Source:
★ ★ ★ ★
Sara Angelucci: Undergrowth

SPAO, Ottawa (2021); Art Gallery of Sudbury (2021-2022)

Gros Morne Whirl, public art commission for Creative Gros Morne

Artists: Mary Ann Liu and Paul Slipper

Norris Point, Gros Morne, Newfoundland

Curator for Creative Gros Morne in Newfoundland, to oversee the commission of a piece of permanent, site-specific outdoor public art in the Gros Morne community. Paul Slipper and Mary Anne Liu's Gros Morne Whirl launched July 1, 2017 and is on display in the community of Norris Point from May to October annually.

Circling the Inverse Square

Artists: Adam David Brown, Jessica Eaton, Karilee Fuglem, Marla Haldy, Richard Sewell, Charles Stankievech

Kitchener-Waterloo Art Gallery, 2013–14

Circling the Inverse Square presents artworks that derive from a particularly speculative approach to making work, drawing connections to the intricate processes behind observation and enquiry in physics. The six artists brought together for this exhibition share a scientific state of mind in their systems- and process-based approaches, yet the works they create are not illustrative of scientific principles or theories. Instead, they circle the language, concepts and the aesthetics of physics toward more suggestive ends.

In these works, the boundaries between the individual and the universal are brought to the fore, as they lend form to connections that are usually invisible. The shape of sound, the connection between microscopic pores and star constellations, and our methods for processing the visual world are some of the areas under investigation. Paradoxes and conundrums are often at the root of these explorations, which are just as often humorous and playful as they may be serious and speculative. Here, the methods and edges of human perception are under examination, in ways that often embrace systematic approaches, yet result in sculptures, installations, photographs and drawings that are, ultimately, poetic.

Publication: Available through KWAG or ABC books

(Da bao)(Takeout)

Artists: Sara Angelucci and Han Xu, John Armstrong and Paul Collins, Cathy Busby, Gang Chen, Brendan Fernandes, Nan Hao, Ming Hon, Knowles Eddy Knowles, Laiwan, Minjeong Oh, Ed Pien, Shen Yi Elsie, Laurens Tan, Xiaojing Yan, Zhang Zhaohui

Varley Art Gallery of Markham (2012) and circulated to the Art Gallery of Mississauga, PlugIn ICA in Winnipeg, and Surrey Art Gallery (2012–2014)
★ ★ ★ ★
Annotated element listings:
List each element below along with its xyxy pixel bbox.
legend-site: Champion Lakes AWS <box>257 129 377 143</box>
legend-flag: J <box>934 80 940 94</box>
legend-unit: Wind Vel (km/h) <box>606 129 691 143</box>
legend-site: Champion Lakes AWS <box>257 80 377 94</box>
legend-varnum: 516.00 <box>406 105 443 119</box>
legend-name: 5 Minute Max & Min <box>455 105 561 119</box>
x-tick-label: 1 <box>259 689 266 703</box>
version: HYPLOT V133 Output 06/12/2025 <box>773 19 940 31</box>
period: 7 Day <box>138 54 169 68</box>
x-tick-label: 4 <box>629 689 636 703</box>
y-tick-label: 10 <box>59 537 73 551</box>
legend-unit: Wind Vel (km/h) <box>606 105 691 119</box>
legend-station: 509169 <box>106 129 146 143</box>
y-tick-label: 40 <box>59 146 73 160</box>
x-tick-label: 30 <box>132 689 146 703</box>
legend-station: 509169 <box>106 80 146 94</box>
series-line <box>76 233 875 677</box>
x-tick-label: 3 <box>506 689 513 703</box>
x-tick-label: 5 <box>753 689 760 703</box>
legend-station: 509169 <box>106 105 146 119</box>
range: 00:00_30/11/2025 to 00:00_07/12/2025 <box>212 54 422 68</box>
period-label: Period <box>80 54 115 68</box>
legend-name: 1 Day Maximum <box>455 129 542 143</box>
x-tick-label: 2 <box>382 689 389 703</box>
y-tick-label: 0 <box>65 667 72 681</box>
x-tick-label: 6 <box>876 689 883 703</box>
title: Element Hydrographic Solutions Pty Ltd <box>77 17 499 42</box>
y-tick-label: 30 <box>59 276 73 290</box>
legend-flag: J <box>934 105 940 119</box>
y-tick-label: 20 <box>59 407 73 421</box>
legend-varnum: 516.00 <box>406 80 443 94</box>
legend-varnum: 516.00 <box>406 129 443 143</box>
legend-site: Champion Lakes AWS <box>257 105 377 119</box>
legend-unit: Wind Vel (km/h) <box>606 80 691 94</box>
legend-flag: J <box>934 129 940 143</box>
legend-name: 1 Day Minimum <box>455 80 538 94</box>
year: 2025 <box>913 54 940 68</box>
★ ★ ★ ★
What is needed: Print the stretch of the exhibition listings above from "Curator for Creative" through "to October annually.".

Answer for the task:
Curator for Creative Gros Morne in Newfoundland, to oversee the commission of a piece of permanent, site-specific outdoor public art in the Gros Morne community. Paul Slipper and Mary Anne Liu's Gros Morne Whirl launched July 1, 2017 and is on display in the community of Norris Point from May to October annually.